::: RECORDS PROVIDED
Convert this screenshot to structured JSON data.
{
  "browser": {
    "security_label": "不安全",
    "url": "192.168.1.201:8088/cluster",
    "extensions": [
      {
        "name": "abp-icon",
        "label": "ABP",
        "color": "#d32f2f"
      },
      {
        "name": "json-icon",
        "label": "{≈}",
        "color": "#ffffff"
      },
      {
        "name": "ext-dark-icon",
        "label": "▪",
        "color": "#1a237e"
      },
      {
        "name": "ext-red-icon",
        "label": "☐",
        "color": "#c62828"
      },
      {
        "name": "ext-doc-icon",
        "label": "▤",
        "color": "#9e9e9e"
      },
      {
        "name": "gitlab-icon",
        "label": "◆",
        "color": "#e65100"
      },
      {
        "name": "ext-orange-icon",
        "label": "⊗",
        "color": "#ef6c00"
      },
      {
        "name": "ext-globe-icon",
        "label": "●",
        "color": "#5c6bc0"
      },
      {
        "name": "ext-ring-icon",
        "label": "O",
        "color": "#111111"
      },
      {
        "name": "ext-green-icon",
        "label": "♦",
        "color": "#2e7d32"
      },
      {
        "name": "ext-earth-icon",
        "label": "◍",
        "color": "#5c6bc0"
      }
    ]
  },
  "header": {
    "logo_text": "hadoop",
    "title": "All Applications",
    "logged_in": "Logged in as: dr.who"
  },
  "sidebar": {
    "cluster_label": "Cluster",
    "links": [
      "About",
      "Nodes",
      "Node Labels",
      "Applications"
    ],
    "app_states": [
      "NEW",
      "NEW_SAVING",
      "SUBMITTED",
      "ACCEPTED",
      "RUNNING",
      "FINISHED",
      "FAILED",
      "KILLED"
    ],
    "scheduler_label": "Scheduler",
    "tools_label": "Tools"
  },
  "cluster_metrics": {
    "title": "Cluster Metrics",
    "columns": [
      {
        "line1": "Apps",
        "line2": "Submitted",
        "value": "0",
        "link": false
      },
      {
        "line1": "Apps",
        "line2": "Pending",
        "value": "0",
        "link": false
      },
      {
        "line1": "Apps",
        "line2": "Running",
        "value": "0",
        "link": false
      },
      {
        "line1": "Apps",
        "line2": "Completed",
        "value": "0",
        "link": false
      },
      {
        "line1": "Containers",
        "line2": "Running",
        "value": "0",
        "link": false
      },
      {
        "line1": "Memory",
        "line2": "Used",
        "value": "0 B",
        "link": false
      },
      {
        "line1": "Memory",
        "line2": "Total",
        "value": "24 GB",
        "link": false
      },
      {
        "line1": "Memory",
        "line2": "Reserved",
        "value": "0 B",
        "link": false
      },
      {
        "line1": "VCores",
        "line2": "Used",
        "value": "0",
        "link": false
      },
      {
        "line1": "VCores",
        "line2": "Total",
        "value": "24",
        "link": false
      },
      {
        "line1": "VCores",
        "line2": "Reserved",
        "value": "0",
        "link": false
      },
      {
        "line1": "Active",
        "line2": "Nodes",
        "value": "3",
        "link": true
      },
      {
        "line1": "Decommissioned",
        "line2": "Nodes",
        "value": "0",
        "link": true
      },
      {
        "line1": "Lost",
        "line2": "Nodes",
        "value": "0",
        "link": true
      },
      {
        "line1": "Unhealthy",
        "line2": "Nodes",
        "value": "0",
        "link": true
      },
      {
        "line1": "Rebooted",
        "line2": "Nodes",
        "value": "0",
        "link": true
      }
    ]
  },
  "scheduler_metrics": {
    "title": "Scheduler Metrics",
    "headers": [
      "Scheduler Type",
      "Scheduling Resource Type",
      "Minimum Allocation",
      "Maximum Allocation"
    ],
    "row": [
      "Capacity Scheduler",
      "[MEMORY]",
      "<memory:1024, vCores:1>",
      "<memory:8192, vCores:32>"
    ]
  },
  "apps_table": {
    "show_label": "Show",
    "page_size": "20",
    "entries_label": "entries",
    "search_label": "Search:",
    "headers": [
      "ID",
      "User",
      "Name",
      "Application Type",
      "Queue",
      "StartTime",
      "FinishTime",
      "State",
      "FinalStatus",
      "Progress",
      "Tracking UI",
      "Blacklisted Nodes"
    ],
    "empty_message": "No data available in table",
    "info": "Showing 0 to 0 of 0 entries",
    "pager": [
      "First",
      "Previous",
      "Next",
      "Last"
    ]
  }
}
::::::
> INSTRUCTION
Look for "entries" and pull out every line that has it.

> THE RESPONSE
    "entries_label": "entries",
    "info": "Showing 0 to 0 of 0 entries",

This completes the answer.